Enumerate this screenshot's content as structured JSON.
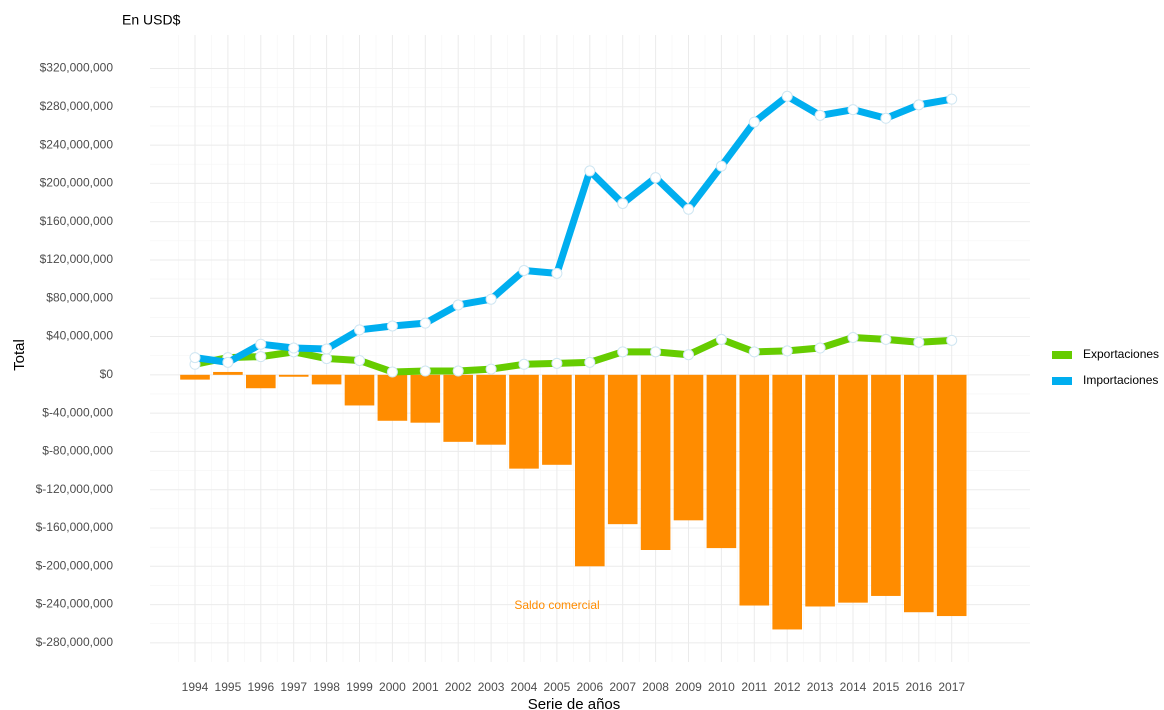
{
  "chart_data": {
    "type": "combo",
    "title": "En USD$",
    "y_label": "Total",
    "x_label": "Serie de años",
    "annotation": "Saldo comercial",
    "categories": [
      "1994",
      "1995",
      "1996",
      "1997",
      "1998",
      "1999",
      "2000",
      "2001",
      "2002",
      "2003",
      "2004",
      "2005",
      "2006",
      "2007",
      "2008",
      "2009",
      "2010",
      "2011",
      "2012",
      "2013",
      "2014",
      "2015",
      "2016",
      "2017"
    ],
    "series": [
      {
        "type": "bar",
        "color": "#ff8c00",
        "values": [
          -5000000,
          3000000,
          -14000000,
          -2000000,
          -10000000,
          -32000000,
          -48000000,
          -50000000,
          -70000000,
          -73000000,
          -98000000,
          -94000000,
          -200000000,
          -156000000,
          -183000000,
          -152000000,
          -181000000,
          -241000000,
          -266000000,
          -242000000,
          -238000000,
          -231000000,
          -248000000,
          -252000000
        ]
      },
      {
        "type": "line",
        "name": "Exportaciones",
        "color": "#66cc00",
        "values": [
          11000000,
          18000000,
          19000000,
          24000000,
          17000000,
          15000000,
          3000000,
          4000000,
          4000000,
          6000000,
          11000000,
          12000000,
          13000000,
          24000000,
          24000000,
          21000000,
          37000000,
          24000000,
          25000000,
          28000000,
          39000000,
          37000000,
          34000000,
          36000000
        ]
      },
      {
        "type": "line",
        "name": "Importaciones",
        "color": "#00aeef",
        "values": [
          18000000,
          13000000,
          32000000,
          28000000,
          27000000,
          47000000,
          51000000,
          54000000,
          73000000,
          79000000,
          109000000,
          106000000,
          213000000,
          179000000,
          206000000,
          173000000,
          218000000,
          264000000,
          291000000,
          271000000,
          277000000,
          268000000,
          282000000,
          288000000
        ]
      }
    ],
    "ylim": [
      -300000000,
      355000000
    ],
    "yticks": [
      {
        "value": -280000000,
        "label": "$-280,000,000"
      },
      {
        "value": -240000000,
        "label": "$-240,000,000"
      },
      {
        "value": -200000000,
        "label": "$-200,000,000"
      },
      {
        "value": -160000000,
        "label": "$-160,000,000"
      },
      {
        "value": -120000000,
        "label": "$-120,000,000"
      },
      {
        "value": -80000000,
        "label": "$-80,000,000"
      },
      {
        "value": -40000000,
        "label": "$-40,000,000"
      },
      {
        "value": 0,
        "label": "$0"
      },
      {
        "value": 40000000,
        "label": "$40,000,000"
      },
      {
        "value": 80000000,
        "label": "$80,000,000"
      },
      {
        "value": 120000000,
        "label": "$120,000,000"
      },
      {
        "value": 160000000,
        "label": "$160,000,000"
      },
      {
        "value": 200000000,
        "label": "$200,000,000"
      },
      {
        "value": 240000000,
        "label": "$240,000,000"
      },
      {
        "value": 280000000,
        "label": "$280,000,000"
      },
      {
        "value": 320000000,
        "label": "$320,000,000"
      }
    ],
    "grid": true,
    "legend": "right"
  }
}
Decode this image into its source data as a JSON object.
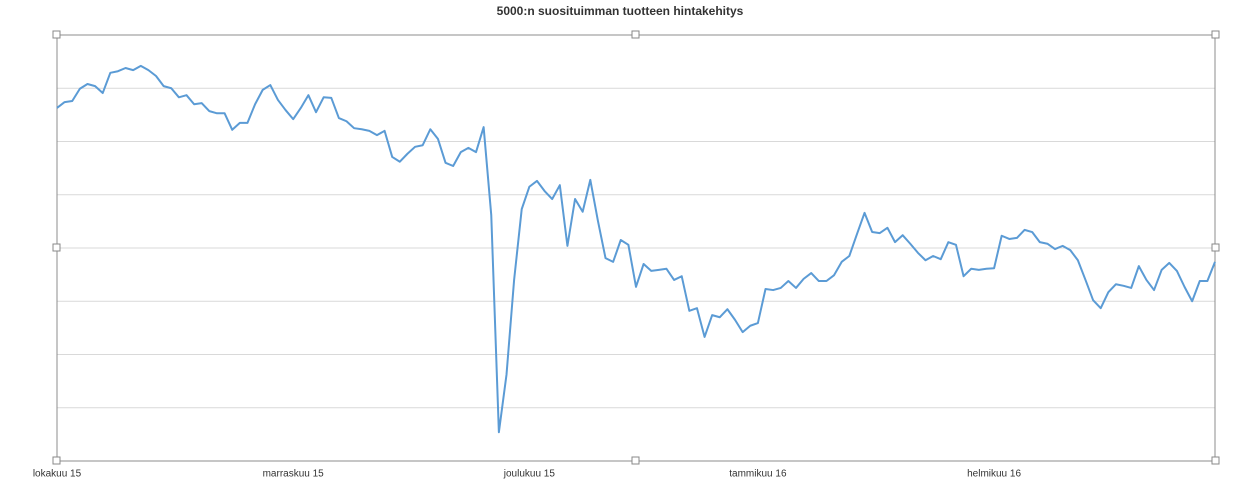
{
  "chart_data": {
    "type": "line",
    "title": "5000:n suosituimman tuotteen hintakehitys",
    "categories": [
      "lokakuu 15",
      null,
      null,
      null,
      null,
      null,
      null,
      null,
      null,
      null,
      null,
      null,
      null,
      null,
      null,
      null,
      null,
      null,
      null,
      null,
      null,
      null,
      null,
      null,
      null,
      null,
      null,
      null,
      null,
      null,
      null,
      "marraskuu 15",
      null,
      null,
      null,
      null,
      null,
      null,
      null,
      null,
      null,
      null,
      null,
      null,
      null,
      null,
      null,
      null,
      null,
      null,
      null,
      null,
      null,
      null,
      null,
      null,
      null,
      null,
      null,
      null,
      null,
      null,
      "joulukuu 15",
      null,
      null,
      null,
      null,
      null,
      null,
      null,
      null,
      null,
      null,
      null,
      null,
      null,
      null,
      null,
      null,
      null,
      null,
      null,
      null,
      null,
      null,
      null,
      null,
      null,
      null,
      null,
      null,
      null,
      "tammikuu 16",
      null,
      null,
      null,
      null,
      null,
      null,
      null,
      null,
      null,
      null,
      null,
      null,
      null,
      null,
      null,
      null,
      null,
      null,
      null,
      null,
      null,
      null,
      null,
      null,
      null,
      null,
      null,
      null,
      null,
      null,
      "helmikuu 16",
      null,
      null,
      null,
      null,
      null,
      null,
      null,
      null,
      null,
      null,
      null,
      null,
      null,
      null,
      null,
      null,
      null,
      null,
      null,
      null,
      null,
      null,
      null,
      null,
      null,
      null,
      null,
      null,
      null
    ],
    "values": [
      6.63,
      6.74,
      6.76,
      6.99,
      7.08,
      7.04,
      6.91,
      7.29,
      7.32,
      7.38,
      7.34,
      7.42,
      7.34,
      7.23,
      7.04,
      7.0,
      6.83,
      6.87,
      6.7,
      6.72,
      6.57,
      6.53,
      6.53,
      6.22,
      6.35,
      6.35,
      6.7,
      6.97,
      7.06,
      6.78,
      6.59,
      6.42,
      6.63,
      6.87,
      6.55,
      6.83,
      6.82,
      6.44,
      6.38,
      6.25,
      6.23,
      6.2,
      6.12,
      6.2,
      5.71,
      5.62,
      5.77,
      5.9,
      5.93,
      6.23,
      6.05,
      5.6,
      5.54,
      5.8,
      5.88,
      5.8,
      6.27,
      4.62,
      0.54,
      1.62,
      3.4,
      4.73,
      5.15,
      5.26,
      5.07,
      4.92,
      5.18,
      4.04,
      4.92,
      4.68,
      5.28,
      4.51,
      3.81,
      3.74,
      4.15,
      4.06,
      3.27,
      3.7,
      3.57,
      3.59,
      3.61,
      3.4,
      3.47,
      2.82,
      2.87,
      2.33,
      2.74,
      2.7,
      2.85,
      2.65,
      2.42,
      2.54,
      2.59,
      3.23,
      3.21,
      3.25,
      3.38,
      3.25,
      3.42,
      3.53,
      3.38,
      3.38,
      3.49,
      3.74,
      3.85,
      4.26,
      4.66,
      4.3,
      4.28,
      4.38,
      4.11,
      4.24,
      4.08,
      3.91,
      3.77,
      3.85,
      3.79,
      4.11,
      4.06,
      3.47,
      3.61,
      3.59,
      3.61,
      3.62,
      4.23,
      4.17,
      4.19,
      4.34,
      4.3,
      4.11,
      4.08,
      3.98,
      4.04,
      3.96,
      3.77,
      3.4,
      3.02,
      2.87,
      3.17,
      3.32,
      3.29,
      3.25,
      3.66,
      3.4,
      3.21,
      3.59,
      3.72,
      3.57,
      3.27,
      3.0,
      3.38,
      3.38,
      3.74
    ],
    "color": "#5b9bd5",
    "ylim": [
      0,
      8
    ],
    "yticks": [
      0,
      1,
      2,
      3,
      4,
      5,
      6,
      7,
      8
    ],
    "grid": true,
    "y_tick_labels": false
  }
}
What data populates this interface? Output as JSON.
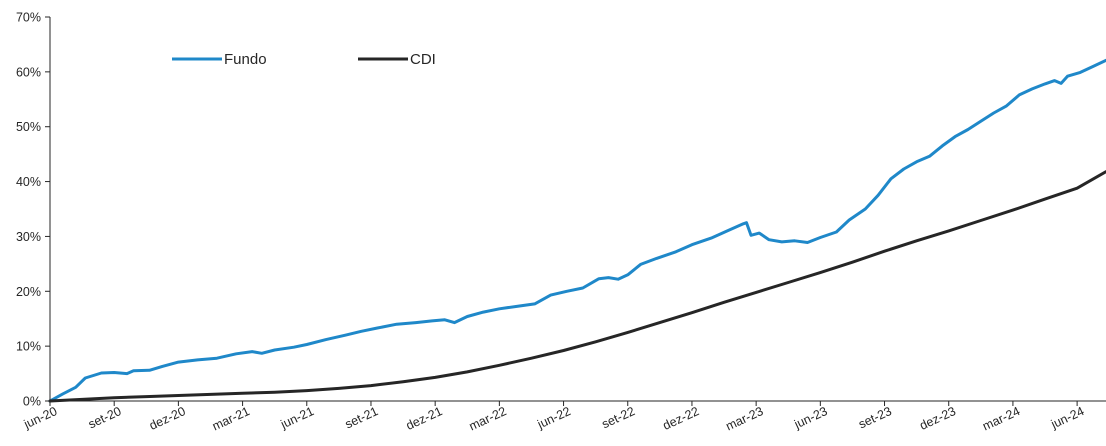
{
  "chart_data": {
    "type": "line",
    "title": "",
    "xlabel": "",
    "ylabel": "",
    "ylim": [
      0,
      70
    ],
    "y_ticks": [
      "0%",
      "10%",
      "20%",
      "30%",
      "40%",
      "50%",
      "60%",
      "70%"
    ],
    "y_tick_values": [
      0,
      10,
      20,
      30,
      40,
      50,
      60,
      70
    ],
    "x_tick_labels": [
      "jun-20",
      "set-20",
      "dez-20",
      "mar-21",
      "jun-21",
      "set-21",
      "dez-21",
      "mar-22",
      "jun-22",
      "set-22",
      "dez-22",
      "mar-23",
      "jun-23",
      "set-23",
      "dez-23",
      "mar-24",
      "jun-24"
    ],
    "x_index_range": [
      0,
      16.45
    ],
    "grid": false,
    "legend_position": "top-left",
    "series": [
      {
        "name": "Fundo",
        "color": "#1F88C9",
        "points": [
          [
            0.0,
            0.0
          ],
          [
            0.2,
            1.3
          ],
          [
            0.4,
            2.5
          ],
          [
            0.55,
            4.2
          ],
          [
            0.8,
            5.1
          ],
          [
            1.0,
            5.2
          ],
          [
            1.2,
            5.0
          ],
          [
            1.3,
            5.5
          ],
          [
            1.55,
            5.6
          ],
          [
            1.75,
            6.3
          ],
          [
            2.0,
            7.1
          ],
          [
            2.3,
            7.5
          ],
          [
            2.6,
            7.8
          ],
          [
            2.9,
            8.6
          ],
          [
            3.15,
            9.0
          ],
          [
            3.3,
            8.7
          ],
          [
            3.5,
            9.3
          ],
          [
            3.8,
            9.8
          ],
          [
            4.0,
            10.3
          ],
          [
            4.3,
            11.2
          ],
          [
            4.6,
            12.0
          ],
          [
            4.85,
            12.7
          ],
          [
            5.1,
            13.3
          ],
          [
            5.4,
            14.0
          ],
          [
            5.7,
            14.3
          ],
          [
            5.95,
            14.6
          ],
          [
            6.15,
            14.8
          ],
          [
            6.3,
            14.3
          ],
          [
            6.5,
            15.4
          ],
          [
            6.75,
            16.2
          ],
          [
            7.0,
            16.8
          ],
          [
            7.3,
            17.3
          ],
          [
            7.55,
            17.7
          ],
          [
            7.8,
            19.3
          ],
          [
            8.05,
            20.0
          ],
          [
            8.3,
            20.6
          ],
          [
            8.55,
            22.3
          ],
          [
            8.7,
            22.5
          ],
          [
            8.85,
            22.2
          ],
          [
            9.0,
            23.0
          ],
          [
            9.2,
            24.9
          ],
          [
            9.45,
            26.0
          ],
          [
            9.75,
            27.2
          ],
          [
            10.0,
            28.5
          ],
          [
            10.3,
            29.7
          ],
          [
            10.55,
            31.0
          ],
          [
            10.8,
            32.3
          ],
          [
            10.85,
            32.5
          ],
          [
            10.92,
            30.2
          ],
          [
            11.05,
            30.6
          ],
          [
            11.2,
            29.4
          ],
          [
            11.4,
            29.0
          ],
          [
            11.6,
            29.2
          ],
          [
            11.8,
            28.9
          ],
          [
            12.0,
            29.8
          ],
          [
            12.25,
            30.8
          ],
          [
            12.45,
            33.0
          ],
          [
            12.7,
            35.0
          ],
          [
            12.9,
            37.5
          ],
          [
            13.1,
            40.5
          ],
          [
            13.3,
            42.3
          ],
          [
            13.5,
            43.6
          ],
          [
            13.7,
            44.6
          ],
          [
            13.9,
            46.5
          ],
          [
            14.1,
            48.2
          ],
          [
            14.3,
            49.5
          ],
          [
            14.5,
            51.0
          ],
          [
            14.7,
            52.5
          ],
          [
            14.9,
            53.8
          ],
          [
            15.1,
            55.8
          ],
          [
            15.3,
            56.9
          ],
          [
            15.5,
            57.8
          ],
          [
            15.65,
            58.4
          ],
          [
            15.75,
            57.9
          ],
          [
            15.85,
            59.2
          ],
          [
            16.05,
            59.9
          ],
          [
            16.25,
            61.0
          ],
          [
            16.45,
            62.1
          ]
        ]
      },
      {
        "name": "CDI",
        "color": "#262626",
        "points": [
          [
            0.0,
            0.0
          ],
          [
            0.5,
            0.3
          ],
          [
            1.0,
            0.6
          ],
          [
            1.5,
            0.8
          ],
          [
            2.0,
            1.0
          ],
          [
            2.5,
            1.2
          ],
          [
            3.0,
            1.4
          ],
          [
            3.5,
            1.6
          ],
          [
            4.0,
            1.9
          ],
          [
            4.5,
            2.3
          ],
          [
            5.0,
            2.8
          ],
          [
            5.5,
            3.5
          ],
          [
            6.0,
            4.3
          ],
          [
            6.5,
            5.3
          ],
          [
            7.0,
            6.5
          ],
          [
            7.5,
            7.8
          ],
          [
            8.0,
            9.2
          ],
          [
            8.5,
            10.8
          ],
          [
            9.0,
            12.5
          ],
          [
            9.5,
            14.3
          ],
          [
            10.0,
            16.1
          ],
          [
            10.5,
            18.0
          ],
          [
            11.0,
            19.8
          ],
          [
            11.5,
            21.6
          ],
          [
            12.0,
            23.4
          ],
          [
            12.5,
            25.3
          ],
          [
            13.0,
            27.3
          ],
          [
            13.5,
            29.2
          ],
          [
            14.0,
            31.0
          ],
          [
            14.5,
            32.9
          ],
          [
            15.0,
            34.8
          ],
          [
            15.5,
            36.8
          ],
          [
            16.0,
            38.8
          ],
          [
            16.45,
            41.8
          ]
        ]
      }
    ]
  }
}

--

(WHAT YOU ARE ASKED TO DO) Examine the records and pull out every line where the string "this" occurs.

(RESPONSE BELOW)
Enumerate this screenshot's content as structured JSON.
Decode this image into its source data as a JSON object.
What data populates this interface? Output as JSON.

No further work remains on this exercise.